### TASK OBJECTIVE
Copy every line from the data below in which the string "peim" can be found.

━━━━━━━━

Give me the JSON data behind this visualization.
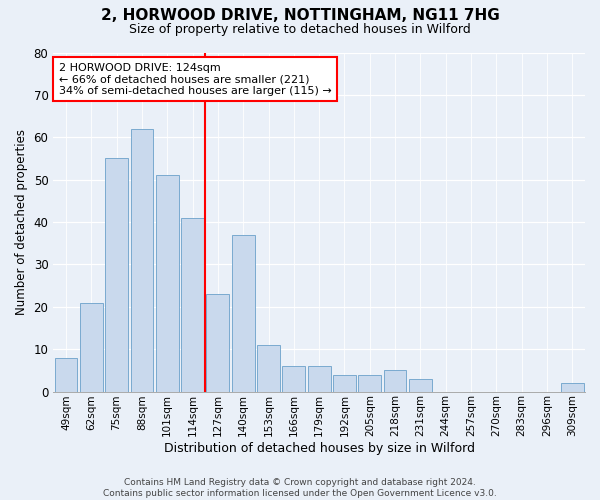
{
  "title1": "2, HORWOOD DRIVE, NOTTINGHAM, NG11 7HG",
  "title2": "Size of property relative to detached houses in Wilford",
  "xlabel": "Distribution of detached houses by size in Wilford",
  "ylabel": "Number of detached properties",
  "categories": [
    "49sqm",
    "62sqm",
    "75sqm",
    "88sqm",
    "101sqm",
    "114sqm",
    "127sqm",
    "140sqm",
    "153sqm",
    "166sqm",
    "179sqm",
    "192sqm",
    "205sqm",
    "218sqm",
    "231sqm",
    "244sqm",
    "257sqm",
    "270sqm",
    "283sqm",
    "296sqm",
    "309sqm"
  ],
  "values": [
    8,
    21,
    55,
    62,
    51,
    41,
    23,
    37,
    11,
    6,
    6,
    4,
    4,
    5,
    3,
    0,
    0,
    0,
    0,
    0,
    2
  ],
  "bar_color": "#c9d9ed",
  "bar_edge_color": "#7aaacf",
  "vline_color": "red",
  "vline_x": 5.5,
  "annotation_text": "2 HORWOOD DRIVE: 124sqm\n← 66% of detached houses are smaller (221)\n34% of semi-detached houses are larger (115) →",
  "annotation_box_color": "white",
  "annotation_box_edge": "red",
  "ylim": [
    0,
    80
  ],
  "yticks": [
    0,
    10,
    20,
    30,
    40,
    50,
    60,
    70,
    80
  ],
  "footer": "Contains HM Land Registry data © Crown copyright and database right 2024.\nContains public sector information licensed under the Open Government Licence v3.0.",
  "bg_color": "#eaf0f8",
  "plot_bg_color": "#eaf0f8"
}
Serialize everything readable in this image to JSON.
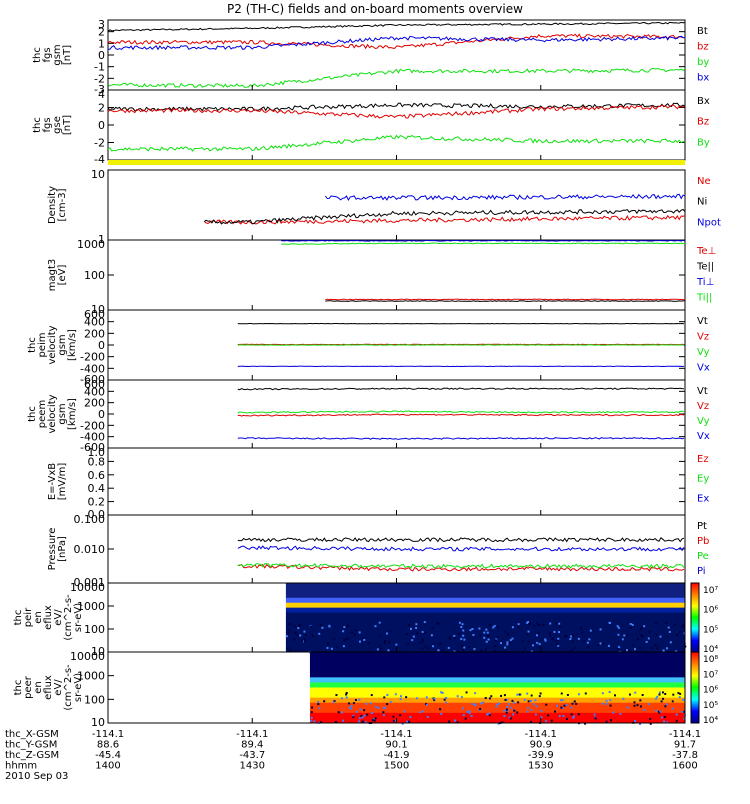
{
  "title": "P2 (TH-C) fields and on-board moments overview",
  "colors": {
    "black": "#000000",
    "red": "#e00000",
    "green": "#10e010",
    "blue": "#0000e0",
    "yellow": "#f0f000"
  },
  "panels": [
    {
      "id": "fgs-gsm",
      "ylabel": [
        "thc",
        "fgs",
        "gsm",
        "[nT]"
      ],
      "ticks": [
        "3",
        "2",
        "1",
        "0",
        "-1",
        "-2",
        "-3"
      ],
      "legend": [
        {
          "text": "Bt",
          "color": "black"
        },
        {
          "text": "bz",
          "color": "red"
        },
        {
          "text": "by",
          "color": "green"
        },
        {
          "text": "bx",
          "color": "blue"
        }
      ]
    },
    {
      "id": "fgs-gse",
      "ylabel": [
        "thc",
        "fgs",
        "gse",
        "[nT]"
      ],
      "ticks": [
        "4",
        "2",
        "0",
        "-2",
        "-4"
      ],
      "legend": [
        {
          "text": "Bx",
          "color": "black"
        },
        {
          "text": "Bz",
          "color": "red"
        },
        {
          "text": "By",
          "color": "green"
        }
      ]
    },
    {
      "id": "density",
      "ylabel": [
        "Density",
        "[cm-3]"
      ],
      "ticks": [
        "10",
        "1"
      ],
      "legend": [
        {
          "text": "Ne",
          "color": "red"
        },
        {
          "text": "Ni",
          "color": "black"
        },
        {
          "text": "Npot",
          "color": "blue"
        }
      ]
    },
    {
      "id": "temperature",
      "ylabel": [
        "magt3",
        "[eV]"
      ],
      "ticks": [
        "1000",
        "100",
        "10"
      ],
      "legend": [
        {
          "text": "Te⊥",
          "color": "red"
        },
        {
          "text": "Te||",
          "color": "black"
        },
        {
          "text": "Ti⊥",
          "color": "blue"
        },
        {
          "text": "Ti||",
          "color": "green"
        }
      ]
    },
    {
      "id": "peim-velocity",
      "ylabel": [
        "thc",
        "peim",
        "velocity",
        "gsm",
        "[km/s]"
      ],
      "ticks": [
        "600",
        "400",
        "200",
        "0",
        "-200",
        "-400",
        "-600"
      ],
      "legend": [
        {
          "text": "Vt",
          "color": "black"
        },
        {
          "text": "Vz",
          "color": "red"
        },
        {
          "text": "Vy",
          "color": "green"
        },
        {
          "text": "Vx",
          "color": "blue"
        }
      ]
    },
    {
      "id": "peem-velocity",
      "ylabel": [
        "thc",
        "peem",
        "velocity",
        "gsm",
        "[km/s]"
      ],
      "ticks": [
        "600",
        "400",
        "200",
        "0",
        "-200",
        "-400",
        "-600"
      ],
      "legend": [
        {
          "text": "Vt",
          "color": "black"
        },
        {
          "text": "Vz",
          "color": "red"
        },
        {
          "text": "Vy",
          "color": "green"
        },
        {
          "text": "Vx",
          "color": "blue"
        }
      ]
    },
    {
      "id": "efield",
      "ylabel": [
        "E=-VxB",
        "[mV/m]"
      ],
      "ticks": [
        "1.0",
        "0.8",
        "0.6",
        "0.4",
        "0.2",
        "0.0"
      ],
      "legend": [
        {
          "text": "Ez",
          "color": "red"
        },
        {
          "text": "Ey",
          "color": "green"
        },
        {
          "text": "Ex",
          "color": "blue"
        }
      ]
    },
    {
      "id": "pressure",
      "ylabel": [
        "Pressure",
        "[nPa]"
      ],
      "ticks": [
        "0.100",
        "0.010",
        "0.001"
      ],
      "legend": [
        {
          "text": "Pt",
          "color": "black"
        },
        {
          "text": "Pb",
          "color": "red"
        },
        {
          "text": "Pe",
          "color": "green"
        },
        {
          "text": "Pi",
          "color": "blue"
        }
      ]
    },
    {
      "id": "peir-spec",
      "ylabel": [
        "thc",
        "peir",
        "en",
        "eflux",
        "eV/",
        "(cm^2-s-",
        "sr-eV)"
      ],
      "ticks": [
        "10000",
        "1000",
        "100",
        "10"
      ],
      "colorbar": [
        "10⁷",
        "10⁶",
        "10⁵",
        "10⁴"
      ]
    },
    {
      "id": "peer-spec",
      "ylabel": [
        "thc",
        "peer",
        "en",
        "eflux",
        "eV/",
        "(cm^2-s-",
        "sr-eV)"
      ],
      "ticks": [
        "10000",
        "1000",
        "100",
        "10"
      ],
      "colorbar": [
        "10⁸",
        "10⁷",
        "10⁶",
        "10⁵",
        "10⁴"
      ]
    }
  ],
  "xaxis": {
    "labels": [
      "thc_X-GSM",
      "thc_Y-GSM",
      "thc_Z-GSM",
      "hhmm",
      "2010 Sep 03"
    ],
    "columns": [
      [
        "-114.1",
        "88.6",
        "-45.4",
        "1400"
      ],
      [
        "-114.1",
        "89.4",
        "-43.7",
        "1430"
      ],
      [
        "-114.1",
        "90.1",
        "-41.9",
        "1500"
      ],
      [
        "-114.1",
        "90.9",
        "-39.9",
        "1530"
      ],
      [
        "-114.1",
        "91.7",
        "-37.8",
        "1600"
      ]
    ]
  },
  "chart_data": {
    "type": "line",
    "title": "P2 (TH-C) fields and on-board moments overview",
    "x": [
      "1400",
      "1430",
      "1500",
      "1530",
      "1600"
    ],
    "xlabel": "hhmm",
    "date": "2010 Sep 03",
    "panels": [
      {
        "name": "thc fgs gsm [nT]",
        "ylim": [
          -3,
          3
        ],
        "series": [
          {
            "name": "Bt",
            "values": [
              2.3,
              2.5,
              2.8,
              2.9,
              3.0
            ]
          },
          {
            "name": "bz",
            "values": [
              1.2,
              1.2,
              0.7,
              1.8,
              1.7
            ]
          },
          {
            "name": "by",
            "values": [
              -2.8,
              -2.9,
              -1.5,
              -1.5,
              -1.4
            ]
          },
          {
            "name": "bx",
            "values": [
              0.7,
              0.7,
              1.6,
              1.4,
              1.6
            ]
          }
        ]
      },
      {
        "name": "thc fgs gse [nT]",
        "ylim": [
          -4,
          4
        ],
        "series": [
          {
            "name": "Bx",
            "values": [
              2.0,
              2.0,
              2.5,
              2.3,
              2.5
            ]
          },
          {
            "name": "Bz",
            "values": [
              1.8,
              1.8,
              1.0,
              2.0,
              2.3
            ]
          },
          {
            "name": "By",
            "values": [
              -3.0,
              -3.0,
              -1.5,
              -2.0,
              -2.0
            ]
          }
        ]
      },
      {
        "name": "Density [cm-3]",
        "scale": "log",
        "ylim": [
          1,
          10
        ],
        "series": [
          {
            "name": "Ne",
            "values": [
              null,
              1.8,
              1.9,
              2.0,
              2.1
            ]
          },
          {
            "name": "Ni",
            "values": [
              null,
              1.8,
              2.4,
              2.5,
              2.6
            ]
          },
          {
            "name": "Npot",
            "values": [
              null,
              null,
              4.0,
              4.1,
              4.2
            ]
          }
        ]
      },
      {
        "name": "magt3 [eV]",
        "scale": "log",
        "ylim": [
          10,
          1000
        ],
        "series": [
          {
            "name": "Te⊥",
            "values": [
              null,
              null,
              20,
              20,
              20
            ]
          },
          {
            "name": "Te||",
            "values": [
              null,
              null,
              18,
              18,
              18
            ]
          },
          {
            "name": "Ti⊥",
            "values": [
              null,
              950,
              950,
              950,
              950
            ]
          },
          {
            "name": "Ti||",
            "values": [
              null,
              750,
              800,
              800,
              800
            ]
          }
        ]
      },
      {
        "name": "thc peim velocity gsm [km/s]",
        "ylim": [
          -600,
          600
        ],
        "series": [
          {
            "name": "Vt",
            "values": [
              null,
              400,
              400,
              400,
              400
            ]
          },
          {
            "name": "Vz",
            "values": [
              null,
              10,
              10,
              10,
              10
            ]
          },
          {
            "name": "Vy",
            "values": [
              null,
              0,
              0,
              0,
              0
            ]
          },
          {
            "name": "Vx",
            "values": [
              null,
              -400,
              -400,
              -400,
              -400
            ]
          }
        ]
      },
      {
        "name": "thc peem velocity gsm [km/s]",
        "ylim": [
          -600,
          600
        ],
        "series": [
          {
            "name": "Vt",
            "values": [
              null,
              480,
              490,
              490,
              490
            ]
          },
          {
            "name": "Vz",
            "values": [
              null,
              -30,
              -10,
              -20,
              -20
            ]
          },
          {
            "name": "Vy",
            "values": [
              null,
              30,
              50,
              30,
              40
            ]
          },
          {
            "name": "Vx",
            "values": [
              null,
              -470,
              -480,
              -470,
              -470
            ]
          }
        ]
      },
      {
        "name": "E=-VxB [mV/m]",
        "ylim": [
          0,
          1
        ],
        "series": []
      },
      {
        "name": "Pressure [nPa]",
        "scale": "log",
        "ylim": [
          0.001,
          0.1
        ],
        "series": [
          {
            "name": "Pt",
            "values": [
              null,
              0.02,
              0.02,
              0.02,
              0.02
            ]
          },
          {
            "name": "Pb",
            "values": [
              null,
              0.0028,
              0.0022,
              0.0023,
              0.0022
            ]
          },
          {
            "name": "Pe",
            "values": [
              null,
              0.003,
              0.0028,
              0.0028,
              0.0028
            ]
          },
          {
            "name": "Pi",
            "values": [
              null,
              0.011,
              0.01,
              0.01,
              0.01
            ]
          }
        ]
      }
    ]
  }
}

━━━━━━━━

### ANSWER
      "id": "peim-velocity",
        "peim",
        "name": "thc peim velocity gsm [km/s]",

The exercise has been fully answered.